* CHALLENGE *
Copy out, from the entries below, each line holding the string "this".

* ITEMS *
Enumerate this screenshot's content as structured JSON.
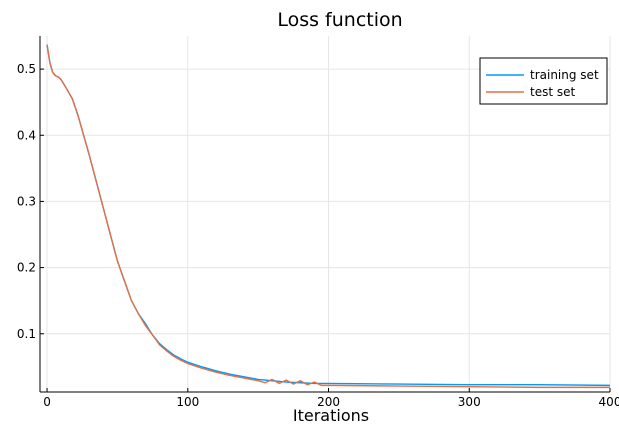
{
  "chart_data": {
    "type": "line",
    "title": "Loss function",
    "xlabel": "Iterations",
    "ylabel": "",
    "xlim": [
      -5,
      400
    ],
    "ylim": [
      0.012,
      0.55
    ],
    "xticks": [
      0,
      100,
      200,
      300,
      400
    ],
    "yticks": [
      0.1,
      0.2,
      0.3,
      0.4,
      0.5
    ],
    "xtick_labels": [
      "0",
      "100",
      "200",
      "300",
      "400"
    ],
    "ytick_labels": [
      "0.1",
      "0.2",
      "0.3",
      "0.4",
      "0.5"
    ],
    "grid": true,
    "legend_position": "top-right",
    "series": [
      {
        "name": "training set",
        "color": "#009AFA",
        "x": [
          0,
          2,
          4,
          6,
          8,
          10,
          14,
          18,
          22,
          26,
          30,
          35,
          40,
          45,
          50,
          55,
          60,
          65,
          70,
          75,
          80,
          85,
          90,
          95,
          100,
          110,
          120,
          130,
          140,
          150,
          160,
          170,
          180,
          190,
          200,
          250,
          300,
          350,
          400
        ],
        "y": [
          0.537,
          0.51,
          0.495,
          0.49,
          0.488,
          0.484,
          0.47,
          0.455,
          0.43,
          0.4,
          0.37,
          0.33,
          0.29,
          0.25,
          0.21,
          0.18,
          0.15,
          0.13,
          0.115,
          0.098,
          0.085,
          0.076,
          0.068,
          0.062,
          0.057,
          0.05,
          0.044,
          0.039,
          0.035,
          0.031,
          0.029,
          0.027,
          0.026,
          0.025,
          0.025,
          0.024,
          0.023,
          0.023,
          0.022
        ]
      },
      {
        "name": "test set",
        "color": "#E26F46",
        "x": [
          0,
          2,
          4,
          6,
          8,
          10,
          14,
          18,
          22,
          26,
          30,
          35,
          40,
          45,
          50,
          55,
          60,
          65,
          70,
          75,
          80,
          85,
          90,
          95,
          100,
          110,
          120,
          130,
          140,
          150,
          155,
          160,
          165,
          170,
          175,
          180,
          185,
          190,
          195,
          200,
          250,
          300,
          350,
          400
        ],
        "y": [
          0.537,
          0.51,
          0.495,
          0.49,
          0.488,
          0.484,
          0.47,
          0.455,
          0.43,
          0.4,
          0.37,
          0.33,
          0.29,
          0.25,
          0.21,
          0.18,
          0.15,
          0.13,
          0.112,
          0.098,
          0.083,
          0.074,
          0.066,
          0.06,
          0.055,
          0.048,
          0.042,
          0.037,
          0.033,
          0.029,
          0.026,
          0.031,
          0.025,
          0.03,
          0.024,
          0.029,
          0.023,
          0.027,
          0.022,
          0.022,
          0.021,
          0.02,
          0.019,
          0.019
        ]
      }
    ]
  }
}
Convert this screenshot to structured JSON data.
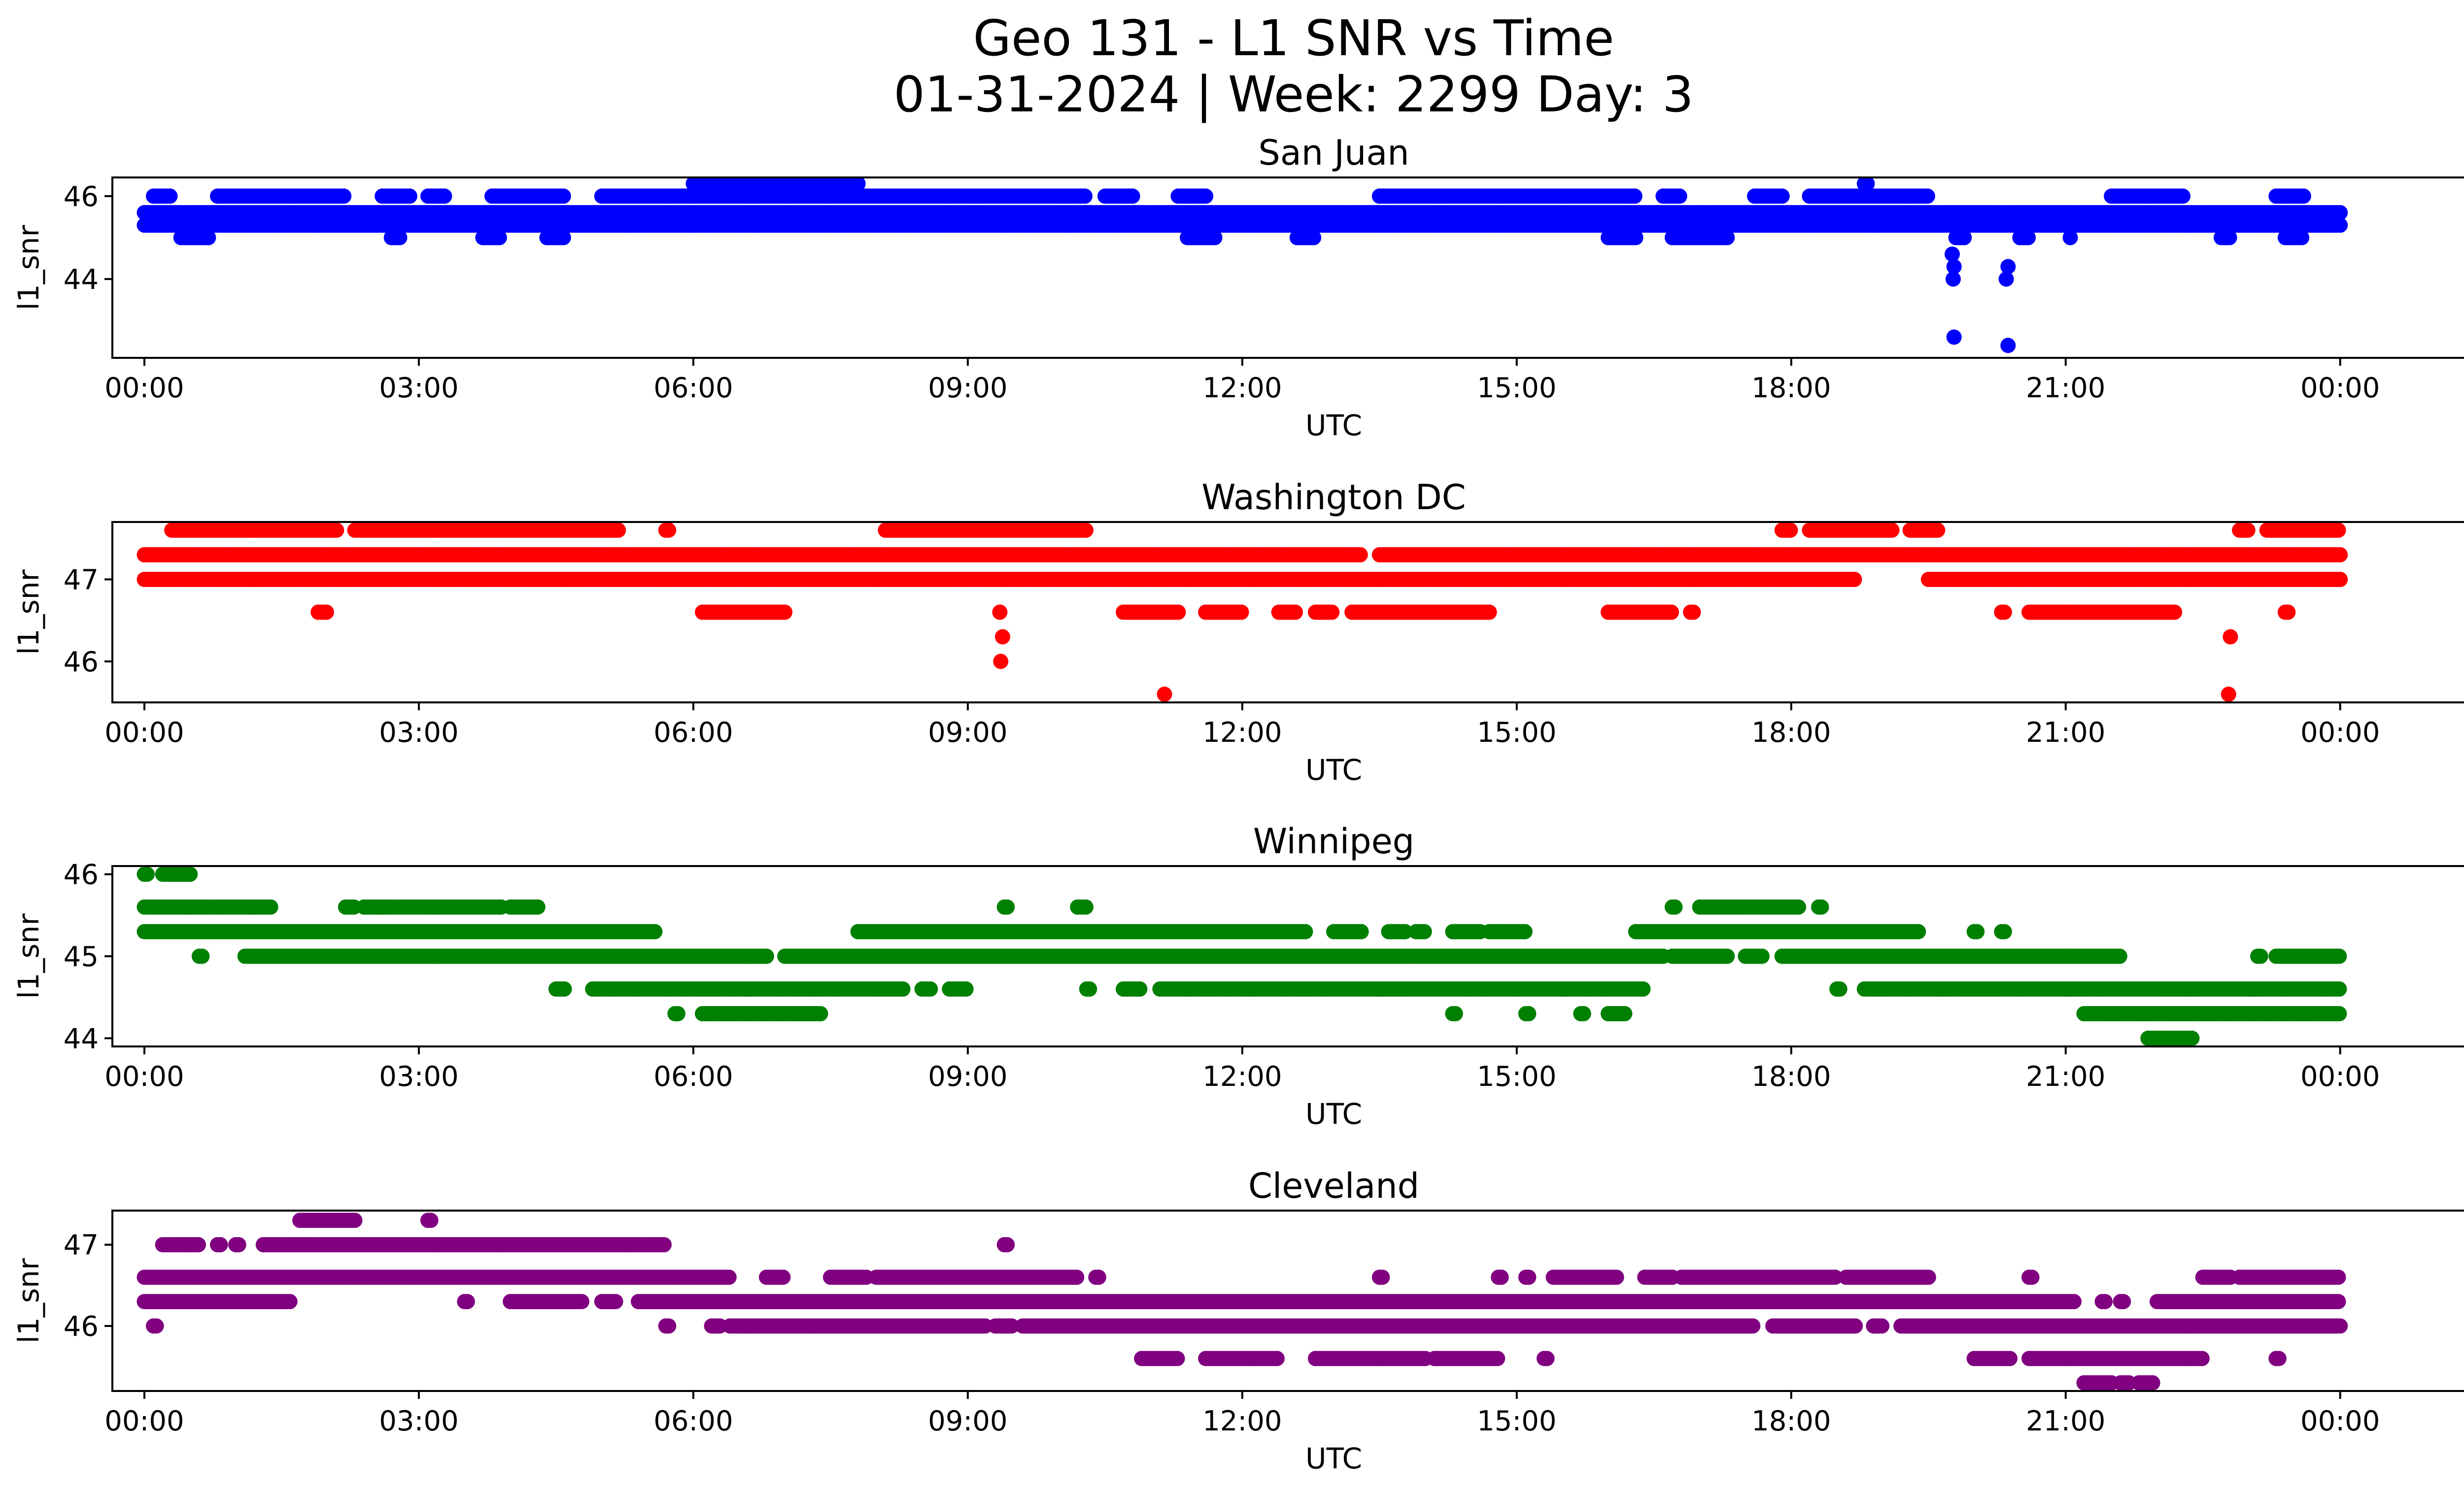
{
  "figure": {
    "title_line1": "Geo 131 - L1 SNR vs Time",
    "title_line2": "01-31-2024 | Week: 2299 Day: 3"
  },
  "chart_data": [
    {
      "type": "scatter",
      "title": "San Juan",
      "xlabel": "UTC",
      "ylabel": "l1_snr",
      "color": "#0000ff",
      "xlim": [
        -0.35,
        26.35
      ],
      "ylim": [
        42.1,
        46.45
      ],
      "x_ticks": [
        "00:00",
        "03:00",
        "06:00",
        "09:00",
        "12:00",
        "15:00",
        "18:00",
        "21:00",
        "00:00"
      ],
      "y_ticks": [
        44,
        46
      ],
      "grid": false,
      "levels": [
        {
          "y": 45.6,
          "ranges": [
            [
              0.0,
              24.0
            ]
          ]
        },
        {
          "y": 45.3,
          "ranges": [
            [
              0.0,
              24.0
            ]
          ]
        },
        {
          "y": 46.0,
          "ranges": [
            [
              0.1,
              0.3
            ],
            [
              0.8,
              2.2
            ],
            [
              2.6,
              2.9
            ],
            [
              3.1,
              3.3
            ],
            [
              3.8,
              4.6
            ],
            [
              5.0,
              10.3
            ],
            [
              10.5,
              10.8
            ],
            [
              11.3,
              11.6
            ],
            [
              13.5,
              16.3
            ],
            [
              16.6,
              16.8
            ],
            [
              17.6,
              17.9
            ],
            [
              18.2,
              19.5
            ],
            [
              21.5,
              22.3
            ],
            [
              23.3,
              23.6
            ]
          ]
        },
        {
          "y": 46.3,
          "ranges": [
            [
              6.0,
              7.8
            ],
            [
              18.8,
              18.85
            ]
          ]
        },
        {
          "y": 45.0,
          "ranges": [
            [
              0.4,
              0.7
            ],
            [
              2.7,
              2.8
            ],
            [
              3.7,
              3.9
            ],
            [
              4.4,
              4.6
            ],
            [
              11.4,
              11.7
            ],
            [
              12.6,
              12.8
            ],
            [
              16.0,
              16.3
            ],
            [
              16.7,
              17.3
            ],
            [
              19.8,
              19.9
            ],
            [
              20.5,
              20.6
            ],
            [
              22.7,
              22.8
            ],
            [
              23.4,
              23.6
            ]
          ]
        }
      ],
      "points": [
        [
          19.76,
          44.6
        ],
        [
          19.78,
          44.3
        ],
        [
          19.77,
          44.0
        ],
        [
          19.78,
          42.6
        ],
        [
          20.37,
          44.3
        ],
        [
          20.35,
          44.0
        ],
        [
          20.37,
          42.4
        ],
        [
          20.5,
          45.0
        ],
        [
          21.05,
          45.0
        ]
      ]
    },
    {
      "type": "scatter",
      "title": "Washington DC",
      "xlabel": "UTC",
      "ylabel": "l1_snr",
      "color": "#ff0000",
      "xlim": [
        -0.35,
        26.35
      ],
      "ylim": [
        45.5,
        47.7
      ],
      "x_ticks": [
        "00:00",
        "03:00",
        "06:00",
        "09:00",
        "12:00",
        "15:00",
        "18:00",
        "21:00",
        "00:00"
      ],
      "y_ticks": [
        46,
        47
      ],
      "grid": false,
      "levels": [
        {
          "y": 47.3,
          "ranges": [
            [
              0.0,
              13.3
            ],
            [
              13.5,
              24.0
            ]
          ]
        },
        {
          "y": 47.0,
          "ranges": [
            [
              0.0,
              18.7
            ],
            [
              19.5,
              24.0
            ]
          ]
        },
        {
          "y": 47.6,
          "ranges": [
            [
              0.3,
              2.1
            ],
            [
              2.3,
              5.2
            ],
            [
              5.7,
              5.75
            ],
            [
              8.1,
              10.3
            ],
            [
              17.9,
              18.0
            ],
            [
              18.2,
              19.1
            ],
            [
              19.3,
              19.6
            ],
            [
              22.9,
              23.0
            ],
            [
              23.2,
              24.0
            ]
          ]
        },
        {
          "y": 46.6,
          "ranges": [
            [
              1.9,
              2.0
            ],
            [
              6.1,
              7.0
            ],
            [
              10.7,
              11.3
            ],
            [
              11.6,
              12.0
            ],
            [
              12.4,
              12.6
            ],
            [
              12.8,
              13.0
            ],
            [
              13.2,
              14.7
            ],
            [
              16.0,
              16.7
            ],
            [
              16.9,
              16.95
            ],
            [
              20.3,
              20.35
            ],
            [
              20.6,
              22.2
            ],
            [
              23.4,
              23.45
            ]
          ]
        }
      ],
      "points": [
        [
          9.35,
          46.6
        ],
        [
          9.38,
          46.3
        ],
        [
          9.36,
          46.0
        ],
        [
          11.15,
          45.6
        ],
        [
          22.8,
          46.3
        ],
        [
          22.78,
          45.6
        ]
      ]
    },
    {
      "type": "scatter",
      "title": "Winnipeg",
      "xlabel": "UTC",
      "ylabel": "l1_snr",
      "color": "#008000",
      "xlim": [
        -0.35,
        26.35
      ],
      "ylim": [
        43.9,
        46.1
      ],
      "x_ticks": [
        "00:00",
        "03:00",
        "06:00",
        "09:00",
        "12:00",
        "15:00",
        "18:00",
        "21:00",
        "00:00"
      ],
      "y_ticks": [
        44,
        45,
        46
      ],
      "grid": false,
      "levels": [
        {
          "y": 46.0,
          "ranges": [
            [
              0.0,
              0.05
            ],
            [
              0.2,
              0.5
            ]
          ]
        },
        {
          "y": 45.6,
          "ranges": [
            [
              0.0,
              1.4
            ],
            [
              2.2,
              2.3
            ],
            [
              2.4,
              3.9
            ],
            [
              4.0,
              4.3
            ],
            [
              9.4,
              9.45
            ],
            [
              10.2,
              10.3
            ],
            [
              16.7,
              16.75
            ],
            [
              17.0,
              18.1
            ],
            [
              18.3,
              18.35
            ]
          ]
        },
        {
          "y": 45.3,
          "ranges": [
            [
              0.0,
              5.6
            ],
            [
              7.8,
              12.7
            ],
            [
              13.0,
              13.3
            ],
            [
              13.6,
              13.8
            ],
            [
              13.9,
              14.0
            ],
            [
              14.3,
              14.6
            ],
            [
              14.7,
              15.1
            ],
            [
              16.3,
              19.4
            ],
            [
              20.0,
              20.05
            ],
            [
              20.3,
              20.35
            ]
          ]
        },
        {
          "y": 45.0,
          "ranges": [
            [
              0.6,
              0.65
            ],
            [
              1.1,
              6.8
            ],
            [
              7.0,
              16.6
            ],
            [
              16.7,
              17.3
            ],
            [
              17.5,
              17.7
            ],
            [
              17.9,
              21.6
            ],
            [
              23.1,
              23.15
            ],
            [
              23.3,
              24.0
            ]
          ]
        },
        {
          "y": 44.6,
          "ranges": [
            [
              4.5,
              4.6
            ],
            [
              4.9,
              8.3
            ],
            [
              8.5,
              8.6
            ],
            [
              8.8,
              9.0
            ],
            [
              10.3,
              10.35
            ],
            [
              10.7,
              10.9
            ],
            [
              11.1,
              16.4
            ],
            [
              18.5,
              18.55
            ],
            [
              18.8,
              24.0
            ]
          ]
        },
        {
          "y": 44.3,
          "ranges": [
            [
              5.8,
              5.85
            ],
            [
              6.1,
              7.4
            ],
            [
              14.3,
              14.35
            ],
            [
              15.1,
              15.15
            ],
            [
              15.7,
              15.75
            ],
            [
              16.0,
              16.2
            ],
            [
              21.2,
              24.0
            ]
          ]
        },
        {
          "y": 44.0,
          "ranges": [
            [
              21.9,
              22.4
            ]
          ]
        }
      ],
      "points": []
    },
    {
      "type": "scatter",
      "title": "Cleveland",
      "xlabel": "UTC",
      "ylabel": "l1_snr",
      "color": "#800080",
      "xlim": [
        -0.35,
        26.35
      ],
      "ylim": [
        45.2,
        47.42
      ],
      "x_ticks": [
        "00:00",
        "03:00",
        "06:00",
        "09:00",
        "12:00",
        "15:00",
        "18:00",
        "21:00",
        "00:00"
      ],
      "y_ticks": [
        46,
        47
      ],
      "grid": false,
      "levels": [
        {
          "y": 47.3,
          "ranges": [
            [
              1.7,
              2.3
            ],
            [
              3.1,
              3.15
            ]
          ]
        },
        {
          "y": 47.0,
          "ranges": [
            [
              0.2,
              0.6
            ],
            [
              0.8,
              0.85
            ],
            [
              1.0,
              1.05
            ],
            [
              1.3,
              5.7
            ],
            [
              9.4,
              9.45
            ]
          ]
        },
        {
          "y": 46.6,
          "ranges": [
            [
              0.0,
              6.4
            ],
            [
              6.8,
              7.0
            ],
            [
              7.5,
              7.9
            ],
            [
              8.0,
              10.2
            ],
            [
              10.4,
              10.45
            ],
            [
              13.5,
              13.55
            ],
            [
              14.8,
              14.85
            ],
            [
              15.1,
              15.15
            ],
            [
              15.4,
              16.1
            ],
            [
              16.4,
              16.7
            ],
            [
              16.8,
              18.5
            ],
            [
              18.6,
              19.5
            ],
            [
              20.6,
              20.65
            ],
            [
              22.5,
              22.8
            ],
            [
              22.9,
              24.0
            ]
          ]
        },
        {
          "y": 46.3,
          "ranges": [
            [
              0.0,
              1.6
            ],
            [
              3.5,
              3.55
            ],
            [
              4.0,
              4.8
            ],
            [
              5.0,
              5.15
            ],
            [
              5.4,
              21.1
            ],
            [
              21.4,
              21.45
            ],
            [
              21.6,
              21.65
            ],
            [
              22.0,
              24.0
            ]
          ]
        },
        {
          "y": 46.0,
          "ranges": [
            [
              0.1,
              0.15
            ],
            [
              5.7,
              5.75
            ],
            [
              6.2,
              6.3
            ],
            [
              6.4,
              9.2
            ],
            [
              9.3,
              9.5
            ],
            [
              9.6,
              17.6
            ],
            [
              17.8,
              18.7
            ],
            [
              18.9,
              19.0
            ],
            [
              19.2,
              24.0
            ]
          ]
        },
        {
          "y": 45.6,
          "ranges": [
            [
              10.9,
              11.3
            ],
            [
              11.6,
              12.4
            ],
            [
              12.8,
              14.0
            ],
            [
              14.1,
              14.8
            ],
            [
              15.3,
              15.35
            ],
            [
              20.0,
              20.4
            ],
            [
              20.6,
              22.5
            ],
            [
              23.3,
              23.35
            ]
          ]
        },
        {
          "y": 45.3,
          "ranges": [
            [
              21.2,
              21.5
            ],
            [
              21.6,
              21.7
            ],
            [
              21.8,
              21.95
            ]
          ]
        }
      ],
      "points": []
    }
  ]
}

* WRITTEN SOLUTION *
Enumerate this screenshot's content as structured JSON.
Convert this screenshot to structured JSON data.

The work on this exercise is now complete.